⟨

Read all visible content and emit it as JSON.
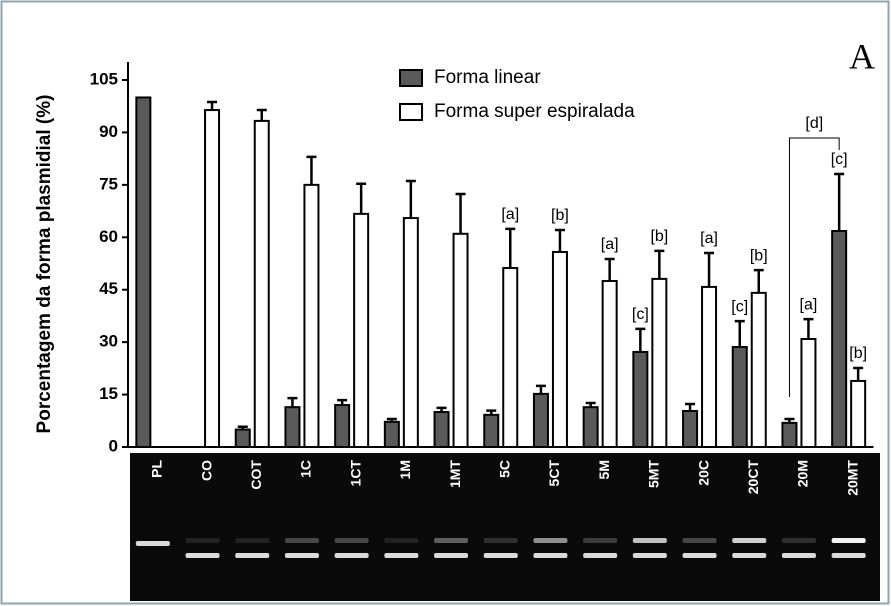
{
  "chart_data": {
    "type": "bar",
    "panel_label": "A",
    "y_label": "Porcentagem da forma plasmidial (%)",
    "categories": [
      "PL",
      "CO",
      "COT",
      "1C",
      "1CT",
      "1M",
      "1MT",
      "5C",
      "5CT",
      "5M",
      "5MT",
      "20C",
      "20CT",
      "20M",
      "20MT"
    ],
    "series": [
      {
        "name": "Forma linear",
        "color": "#5a5a5a",
        "values": [
          100,
          null,
          5,
          11.4,
          12,
          7.2,
          10,
          9.2,
          15.2,
          11.4,
          27.2,
          10.3,
          28.6,
          6.9,
          61.8
        ],
        "errors": [
          null,
          null,
          0.8,
          2.6,
          1.4,
          0.8,
          1.2,
          1.2,
          2.3,
          1.2,
          6.6,
          2,
          7.4,
          1.1,
          16.3
        ]
      },
      {
        "name": "Forma super espiralada",
        "color": "#ffffff",
        "values": [
          null,
          96.4,
          93.3,
          75,
          66.7,
          65.5,
          61,
          51.2,
          55.8,
          47.5,
          48.1,
          45.8,
          44.1,
          30.9,
          18.9
        ],
        "errors": [
          null,
          2.3,
          3.1,
          8,
          8.6,
          10.6,
          11.4,
          11.2,
          6.3,
          6.3,
          8,
          9.7,
          6.5,
          5.7,
          3.7
        ]
      }
    ],
    "annotations": [
      {
        "text": "[a]",
        "category": "5C",
        "series": "Forma super espiralada"
      },
      {
        "text": "[b]",
        "category": "5CT",
        "series": "Forma super espiralada"
      },
      {
        "text": "[a]",
        "category": "5M",
        "series": "Forma super espiralada"
      },
      {
        "text": "[c]",
        "category": "5MT",
        "series": "Forma linear"
      },
      {
        "text": "[b]",
        "category": "5MT",
        "series": "Forma super espiralada"
      },
      {
        "text": "[a]",
        "category": "20C",
        "series": "Forma super espiralada"
      },
      {
        "text": "[c]",
        "category": "20CT",
        "series": "Forma linear"
      },
      {
        "text": "[b]",
        "category": "20CT",
        "series": "Forma super espiralada"
      },
      {
        "text": "[a]",
        "category": "20M",
        "series": "Forma super espiralada"
      },
      {
        "text": "[c]",
        "category": "20MT",
        "series": "Forma linear"
      },
      {
        "text": "[b]",
        "category": "20MT",
        "series": "Forma super espiralada"
      },
      {
        "text": "[d]",
        "bracket": [
          "20M",
          "20MT"
        ]
      }
    ],
    "ylim": [
      0,
      105
    ],
    "yticks": [
      0,
      15,
      30,
      45,
      60,
      75,
      90,
      105
    ],
    "grid": false
  }
}
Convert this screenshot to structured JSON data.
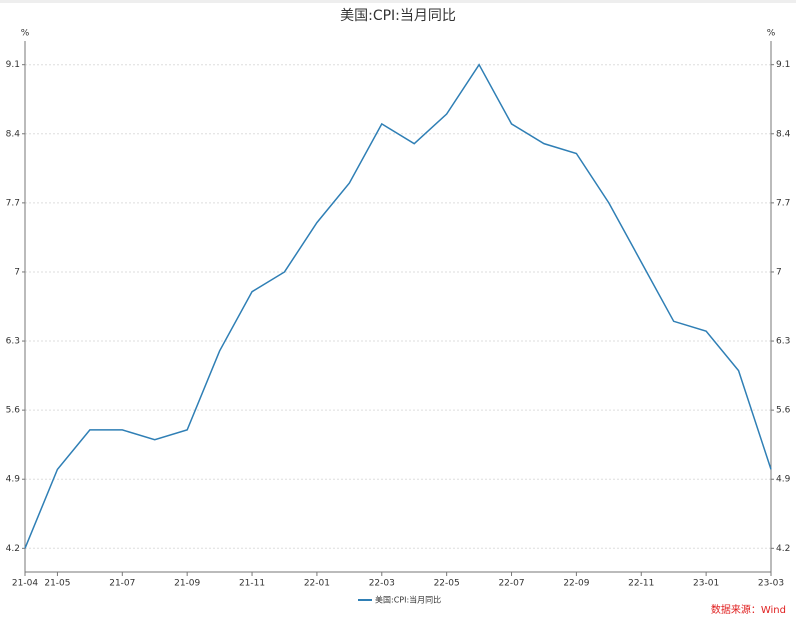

⟩

TASK: Exclude the images, then output the data above word for word.

CORRECT RESULT:
Read all visible content and emit it as JSON.
{
  "chart_data": {
    "type": "bar",
    "panel_label": "A",
    "y_label": "Porcentagem da forma plasmidial (%)",
    "categories": [
      "PL",
      "CO",
      "COT",
      "1C",
      "1CT",
      "1M",
      "1MT",
      "5C",
      "5CT",
      "5M",
      "5MT",
      "20C",
      "20CT",
      "20M",
      "20MT"
    ],
    "series": [
      {
        "name": "Forma linear",
        "color": "#5a5a5a",
        "values": [
          100,
          null,
          5,
          11.4,
          12,
          7.2,
          10,
          9.2,
          15.2,
          11.4,
          27.2,
          10.3,
          28.6,
          6.9,
          61.8
        ],
        "errors": [
          null,
          null,
          0.8,
          2.6,
          1.4,
          0.8,
          1.2,
          1.2,
          2.3,
          1.2,
          6.6,
          2,
          7.4,
          1.1,
          16.3
        ]
      },
      {
        "name": "Forma super espiralada",
        "color": "#ffffff",
        "values": [
          null,
          96.4,
          93.3,
          75,
          66.7,
          65.5,
          61,
          51.2,
          55.8,
          47.5,
          48.1,
          45.8,
          44.1,
          30.9,
          18.9
        ],
        "errors": [
          null,
          2.3,
          3.1,
          8,
          8.6,
          10.6,
          11.4,
          11.2,
          6.3,
          6.3,
          8,
          9.7,
          6.5,
          5.7,
          3.7
        ]
      }
    ],
    "annotations": [
      {
        "text": "[a]",
        "category": "5C",
        "series": "Forma super espiralada"
      },
      {
        "text": "[b]",
        "category": "5CT",
        "series": "Forma super espiralada"
      },
      {
        "text": "[a]",
        "category": "5M",
        "series": "Forma super espiralada"
      },
      {
        "text": "[c]",
        "category": "5MT",
        "series": "Forma linear"
      },
      {
        "text": "[b]",
        "category": "5MT",
        "series": "Forma super espiralada"
      },
      {
        "text": "[a]",
        "category": "20C",
        "series": "Forma super espiralada"
      },
      {
        "text": "[c]",
        "category": "20CT",
        "series": "Forma linear"
      },
      {
        "text": "[b]",
        "category": "20CT",
        "series": "Forma super espiralada"
      },
      {
        "text": "[a]",
        "category": "20M",
        "series": "Forma super espiralada"
      },
      {
        "text": "[c]",
        "category": "20MT",
        "series": "Forma linear"
      },
      {
        "text": "[b]",
        "category": "20MT",
        "series": "Forma super espiralada"
      },
      {
        "text": "[d]",
        "bracket": [
          "20M",
          "20MT"
        ]
      }
    ],
    "ylim": [
      0,
      105
    ],
    "yticks": [
      0,
      15,
      30,
      45,
      60,
      75,
      90,
      105
    ],
    "grid": false
  }
}
Convert this screenshot to structured JSON data.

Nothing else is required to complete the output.